▶ _TASK GOAL_: Find each line holding "первичного" and copy it out.
** BEGIN **
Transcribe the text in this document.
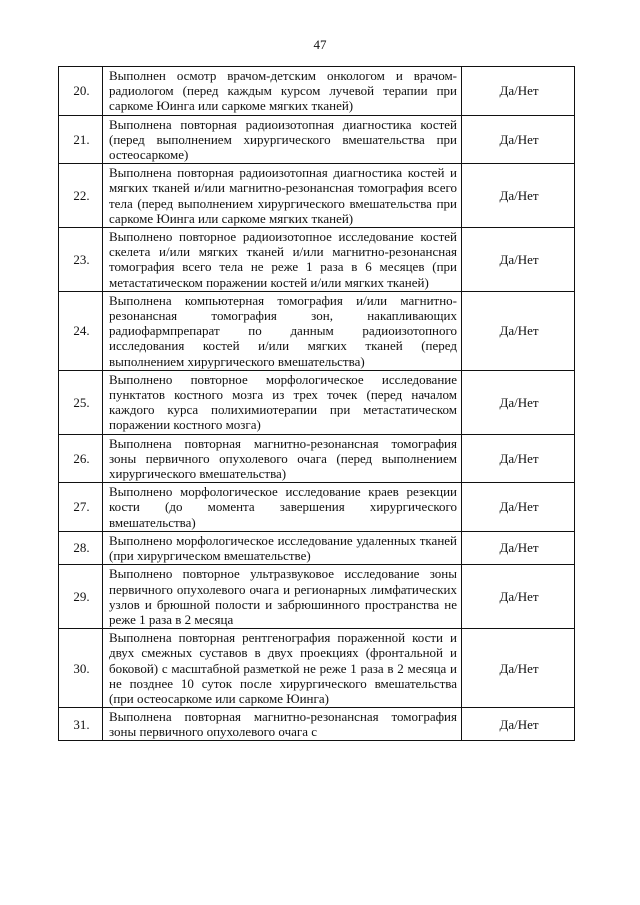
47
20.	Выполнен осмотр врачом-детским онкологом и врачом-радиологом (перед каждым курсом лучевой терапии при саркоме Юинга или саркоме мягких тканей)	Да/Нет
21.	Выполнена повторная радиоизотопная диагностика костей (перед выполнением хирургического вмешательства при остеосаркоме)	Да/Нет
22.	Выполнена повторная радиоизотопная диагностика костей и мягких тканей и/или магнитно-резонансная томография всего тела (перед выполнением хирургического вмешательства при саркоме Юинга или саркоме мягких тканей)	Да/Нет
23.	Выполнено повторное радиоизотопное исследование костей скелета и/или мягких тканей и/или магнитно-резонансная томография всего тела не реже 1 раза в 6 месяцев (при метастатическом поражении костей и/или мягких тканей)	Да/Нет
24.	Выполнена компьютерная томография и/или магнитно-резонансная томография зон, накапливающих радиофармпрепарат по данным радиоизотопного исследования костей и/или мягких тканей (перед выполнением хирургического вмешательства)	Да/Нет
25.	Выполнено повторное морфологическое исследование пунктатов костного мозга из трех точек (перед началом каждого курса полихимиотерапии при метастатическом поражении костного мозга)	Да/Нет
26.	Выполнена повторная магнитно-резонансная томография зоны первичного опухолевого очага (перед выполнением хирургического вмешательства)	Да/Нет
27.	Выполнено морфологическое исследование краев резекции кости (до момента завершения хирургического вмешательства)	Да/Нет
28.	Выполнено морфологическое исследование удаленных тканей (при хирургическом вмешательстве)	Да/Нет
29.	Выполнено повторное ультразвуковое исследование зоны первичного опухолевого очага и регионарных лимфатических узлов и брюшной полости и забрюшинного пространства не реже 1 раза в 2 месяца	Да/Нет
30.	Выполнена повторная рентгенография пораженной кости и двух смежных суставов в двух проекциях (фронтальной и боковой) с масштабной разметкой не реже 1 раза в 2 месяца и не позднее 10 суток после хирургического вмешательства (при остеосаркоме или саркоме Юинга)	Да/Нет
31.	Выполнена повторная магнитно-резонансная томография зоны первичного опухолевого очага с	Да/Нет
** END **
▶ _SOLUTION TO THE EXERCISE_:
26.	Выполнена повторная магнитно-резонансная томография зоны первичного опухолевого очага (перед выполнением хирургического вмешательства)	Да/Нет
29.	Выполнено повторное ультразвуковое исследование зоны первичного опухолевого очага и регионарных лимфатических узлов и брюшной полости и забрюшинного пространства не реже 1 раза в 2 месяца	Да/Нет
31.	Выполнена повторная магнитно-резонансная томография зоны первичного опухолевого очага с	Да/Нет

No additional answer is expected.